* What to work on: Copy out the canoe fly-fishing post below word for word, in full, including the reply about anchors.

Keep in mind, that I'm a flat water level canoer. So I'm out fly fishing from my canoe, and I'm fishing over the bow. All of a sudden I get into some crazy harmonic and it's bottoms up! First time ever. Not really a problem, since I'm in Maine and I was the only one on the river (no embarrassment). But, here is my question: Which seat do you cast from when you fly fish? I was sitting in the stern seat facing the bow.

Second, anyone ever use an anchor when fly fishing? What did you use.

Thanks for the help.

Comments

  • Canoe anchor
    I have spent a few thousand hours fly fishing from a canoe and never had that happen. I bet it was a bit of a thrill.

    It is important to have your anchors off of either the bow or stern. If you have them over the side in the middle there is an excellence chance you will swim home. I use a double anchor system with one off of each end. You will need to have a loop to run the anchor rope through. I installed U bolts but have seen carabiners used. You then need to run the ropes to where you are sitting. I hold them with a spring clamp which makes it very easy to reset them as needed. The double anchor systems helps to keep the boat from swinging in the wind.

* Data excerpts:
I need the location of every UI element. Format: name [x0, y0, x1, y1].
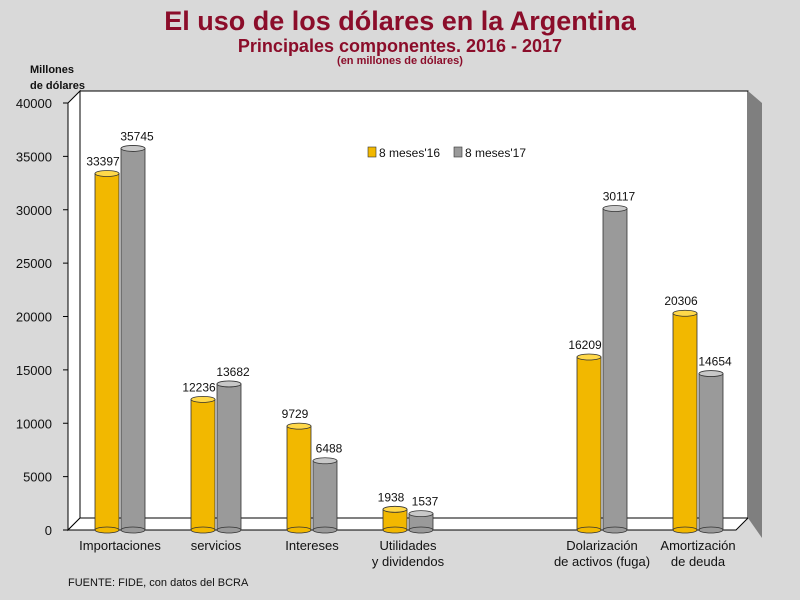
bar-s16-top	[672, 309, 698, 317]
plot-floor	[66, 517, 750, 531]
y-axis-label-line2: de dólares	[30, 80, 86, 92]
bar-s16	[672, 312, 698, 531]
bar-s16-base	[576, 526, 602, 534]
y-axis-label: Millones de dólares	[30, 62, 100, 94]
bar-s17	[216, 383, 242, 531]
bar-s17-base	[312, 526, 338, 534]
y-tick-label: 20000	[16, 310, 52, 325]
bar-s17	[120, 148, 146, 531]
bar-s16	[576, 356, 602, 531]
data-label: 1938	[378, 490, 405, 504]
data-label: 9729	[282, 407, 309, 421]
bar-s17-base	[120, 526, 146, 534]
legend-swatch	[367, 146, 377, 158]
bar-s17-top	[698, 370, 724, 377]
bar-s17-top	[312, 457, 338, 465]
bar-s17-base	[216, 526, 242, 534]
bar-s16-top	[190, 395, 216, 403]
legend-label: 8 meses'16	[379, 146, 440, 160]
bar-s16-top	[286, 422, 312, 430]
x-tick-label: de deuda	[671, 554, 726, 569]
y-tick-label: 10000	[16, 416, 52, 431]
bar-s17-top	[408, 510, 434, 517]
x-tick-label: Utilidades	[379, 538, 437, 553]
x-tick-label: Amortización	[660, 538, 735, 553]
units-note: (en millones de dólares)	[337, 55, 463, 67]
y-tick-label: 0	[45, 523, 52, 538]
y-tick-label: 15000	[16, 363, 52, 378]
legend-label: 8 meses'17	[465, 146, 526, 160]
bar-s17	[698, 373, 724, 531]
data-label: 13682	[216, 365, 250, 379]
bar-s17-top	[602, 205, 628, 212]
bar-s17-base	[408, 526, 434, 534]
x-tick-label: Importaciones	[79, 538, 161, 553]
bar-s16	[94, 173, 120, 531]
bar-s16-top	[94, 170, 120, 177]
chart-subtitle: Principales componentes. 2016 - 2017	[237, 36, 563, 56]
x-tick-label: de activos (fuga)	[554, 554, 650, 569]
plot-shadow	[748, 91, 762, 538]
x-tick-label: servicios	[191, 538, 242, 553]
x-tick-label: Dolarización	[566, 538, 638, 553]
bar-s17-base	[602, 526, 628, 534]
data-label: 33397	[86, 154, 120, 168]
bar-s16-base	[94, 526, 120, 534]
data-label: 30117	[603, 190, 636, 204]
data-label: 35745	[120, 129, 154, 143]
data-label: 1537	[412, 495, 439, 509]
y-tick-label: 30000	[16, 203, 52, 218]
bar-s17	[602, 208, 628, 531]
chart-title: El uso de los dólares en la Argentina	[164, 6, 636, 36]
source-note: FUENTE: FIDE, con datos del BCRA	[68, 577, 249, 589]
legend-swatch	[453, 146, 463, 158]
bar-s17-top	[120, 145, 146, 152]
y-tick-label: 35000	[16, 149, 52, 164]
y-tick-label: 5000	[23, 470, 52, 485]
bar-s16-base	[190, 526, 216, 534]
bar-s16-top	[382, 505, 408, 513]
data-label: 20306	[664, 294, 698, 308]
y-axis-label-line1: Millones	[30, 64, 75, 76]
bar-s17-base	[698, 526, 724, 534]
bar-s17	[312, 460, 338, 531]
y-tick-label: 25000	[16, 256, 52, 271]
y-tick-label: 40000	[16, 96, 52, 111]
bar-s16-top	[576, 353, 602, 361]
bar-s16	[190, 398, 216, 531]
data-label: 6488	[316, 442, 343, 456]
data-label: 16209	[568, 338, 602, 352]
x-tick-label: y dividendos	[372, 554, 445, 569]
bar-s17-top	[216, 380, 242, 388]
bar-s16-base	[286, 526, 312, 534]
plot-side-wall	[67, 89, 81, 532]
data-label: 12236	[182, 380, 216, 394]
bar-s16-base	[382, 526, 408, 534]
x-tick-label: Intereses	[285, 538, 339, 553]
bar-s16	[286, 425, 312, 531]
bar-s16-base	[672, 526, 698, 534]
data-label: 14654	[698, 355, 732, 369]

* Exercise result:
Keep in mind, that I'm a flat water level canoer. So I'm out fly fishing from my canoe, and I'm fishing over the bow. All of a sudden I get into some crazy harmonic and it's bottoms up! First time ever. Not really a problem, since I'm in Maine and I was the only one on the river (no embarrassment). But, here is my question: Which seat do you cast from when you fly fish? I was sitting in the stern seat facing the bow.

Second, anyone ever use an anchor when fly fishing? What did you use.

Thanks for the help.

Comments

  • Canoe anchor
    I have spent a few thousand hours fly fishing from a canoe and never had that happen. I bet it was a bit of a thrill.

    It is important to have your anchors off of either the bow or stern. If you have them over the side in the middle there is an excellence chance you will swim home. I use a double anchor system with one off of each end. You will need to have a loop to run the anchor rope through. I installed U bolts but have seen carabiners used. You then need to run the ropes to where you are sitting. I hold them with a spring clamp which makes it very easy to reset them as needed. The double anchor systems helps to keep the boat from swinging in the wind.